■ **Source**:
|---|
Anwar Sadat’s Plans for War as “The Continuation of Politics by Other Means”
Consider the following questions:
- What enabled the Arabs to use the oil weapon?
- Why did they consider using the oil weapon?
- How did OPEC control of the price of oil change the United States?
- Consider the impact of non-oil related crisis on the price of oil.
Nasser died in 1970 and was replaced by Anwar Sadat. Sadat was a nationalist and didn’t pursue Nasser’s ideal of pan-Arabism. He wanted peace but needed leverage and operated on Clausewitz’s dictum that “War was the continuation of politics by other means.” In July 1972, he removed the pro-Soviet Egyptians and threw out “the arrogant Soviet military advisers.” Sadat began to plan for war with Israel with Syria’s President, Hafez al-Assad. His aim was not so much to gain territory as to change the attitudes from the stalemate situation towards negotiation. Thus, his approach was more psychological and diplomatic than military. King Faisal of Saudi Arabia was also involved in the military/war plans and that meant oil would be entering the fight. King Faisal of Saudi Arabia, who hated Israel and Zionism as any other Arab leader, at first, had always gone out of his way to discourage the use of the oil weapon, as he felt politics and oil should not mix. But due to political factors and economic considerations, he changed his mind in 1973 and urged the wielding of the “oil weapon” in the upcoming conflict, if need be. For one thing, Saudi had become the supplier of last resort and the swing producer for the whole world.
|---|
■ **Given information**:
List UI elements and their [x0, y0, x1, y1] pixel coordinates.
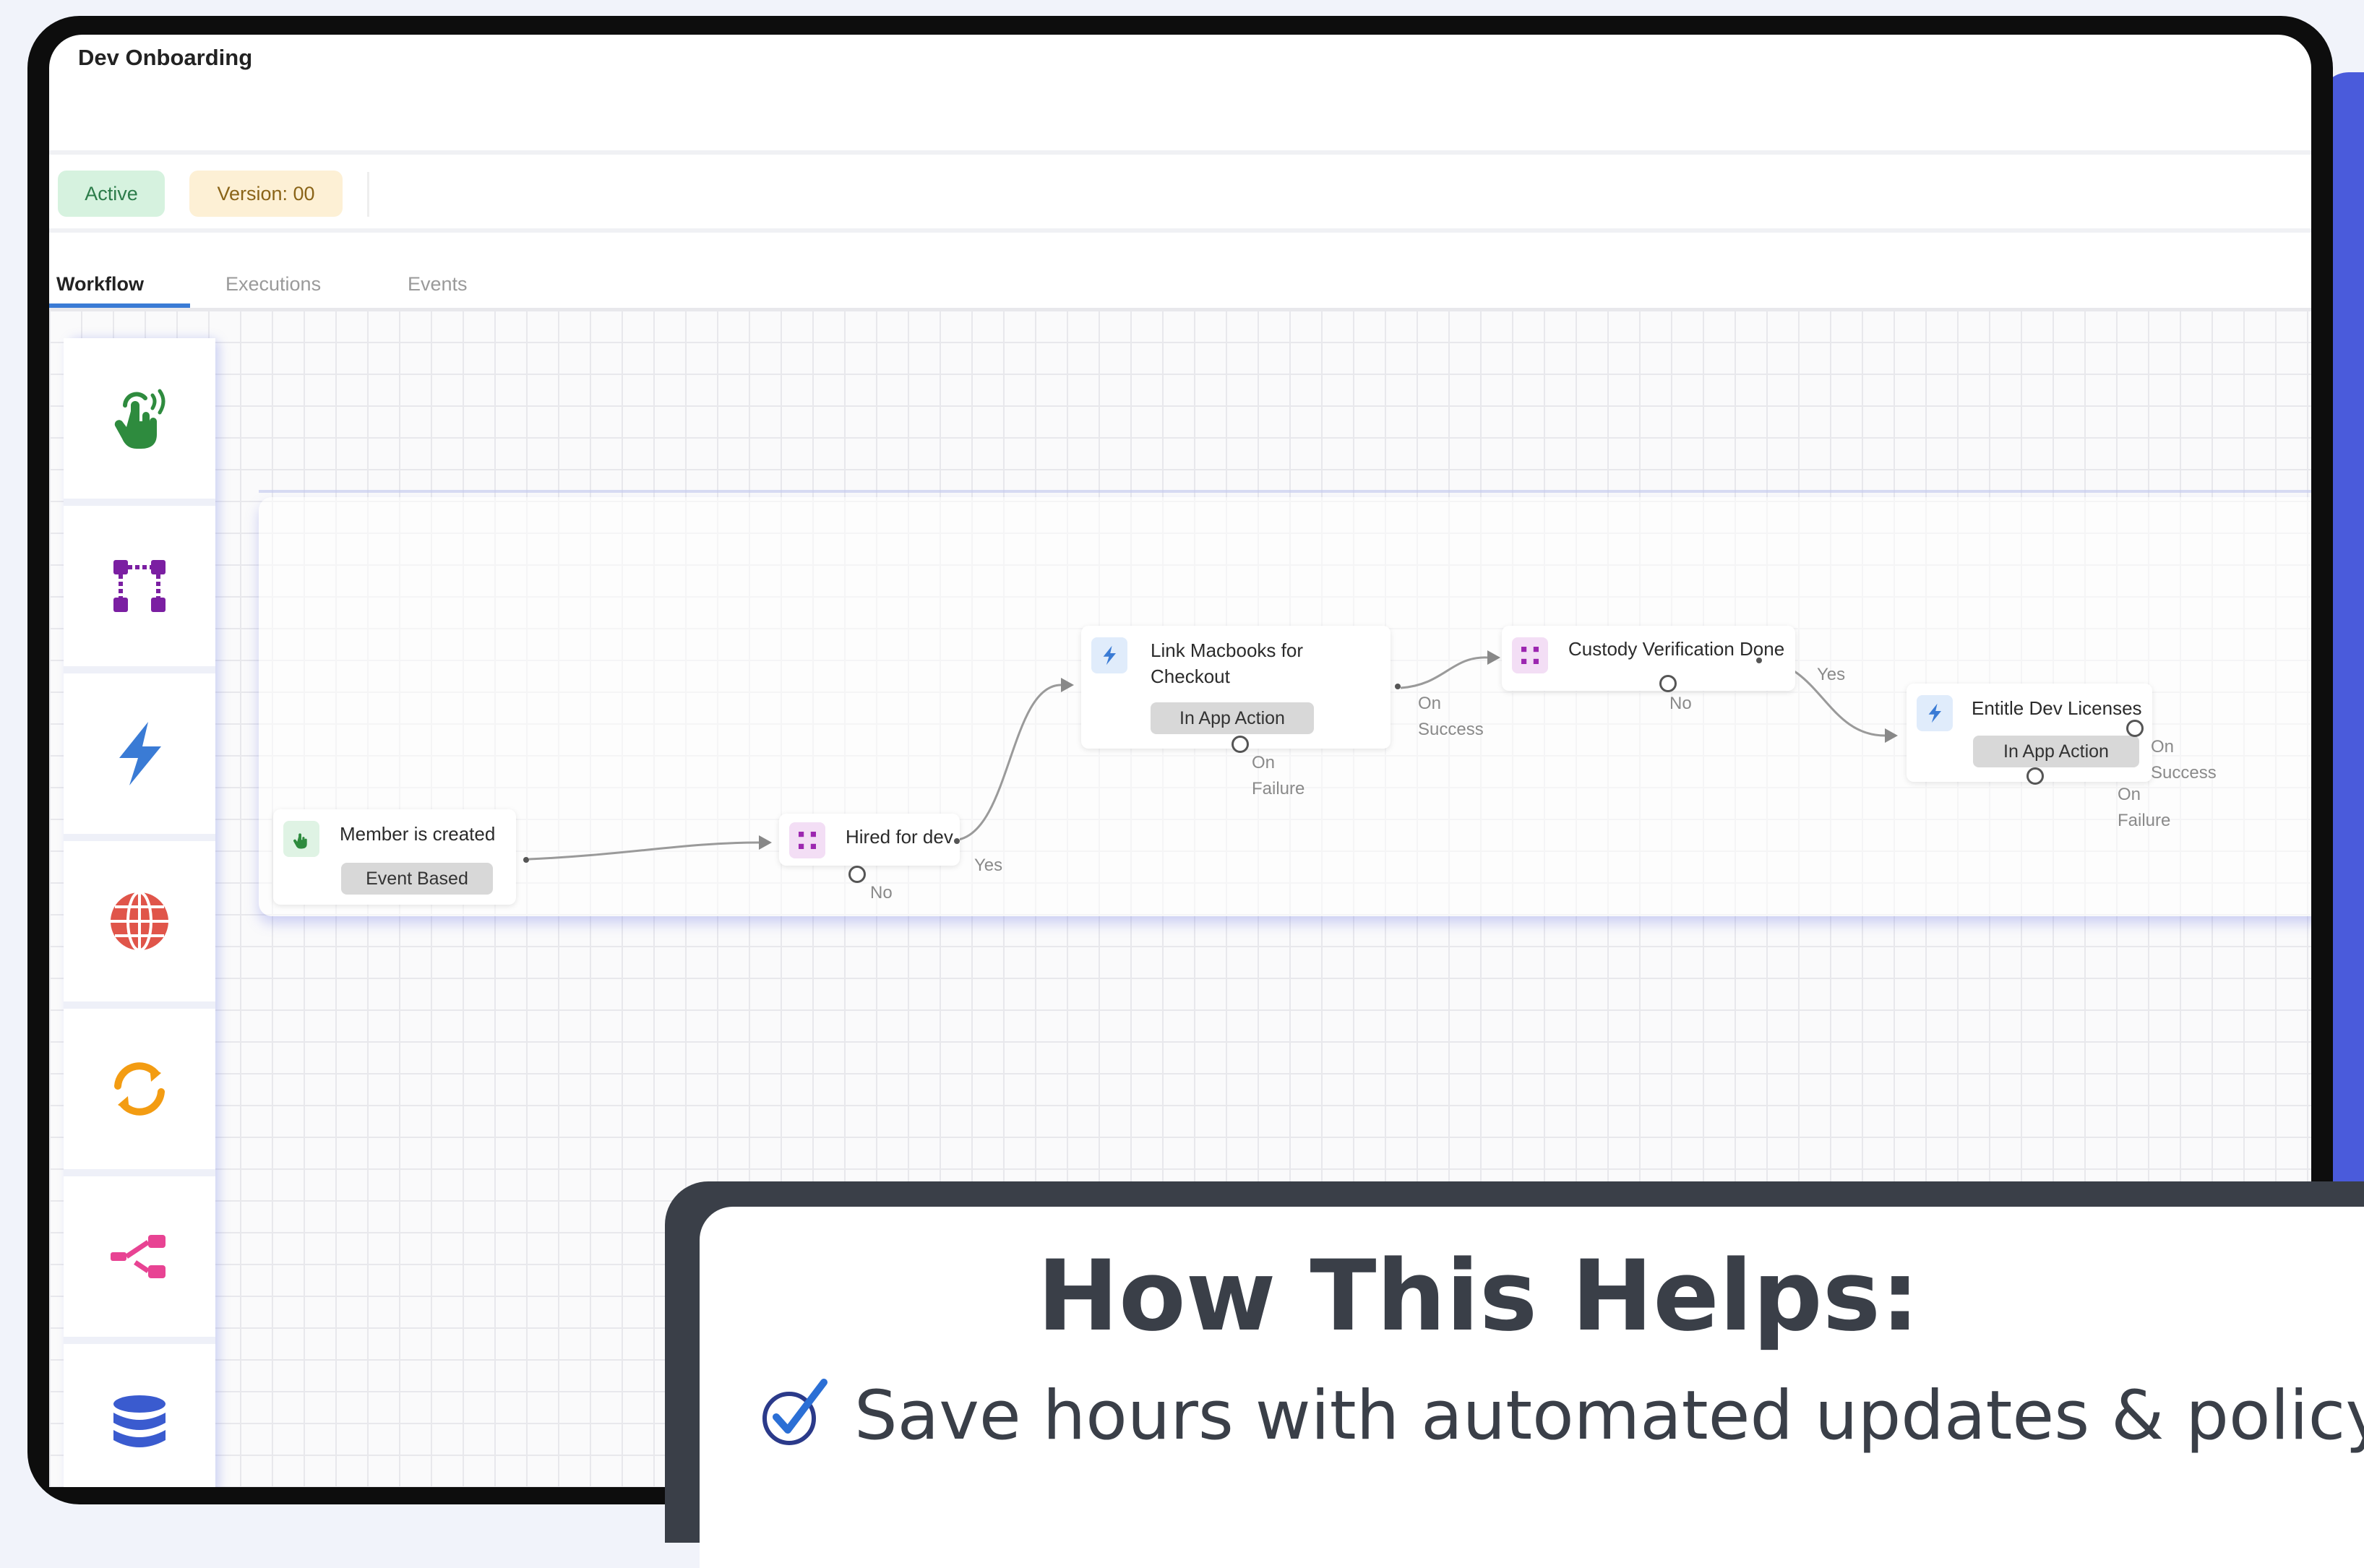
|---|
■ **The problem**: According to the passage on Sadat's war plans, in what month and year did Sadat throw out the Soviet military advisers? Answer from the text alone and leave the data out of it.

■ **Written answer**: July 1972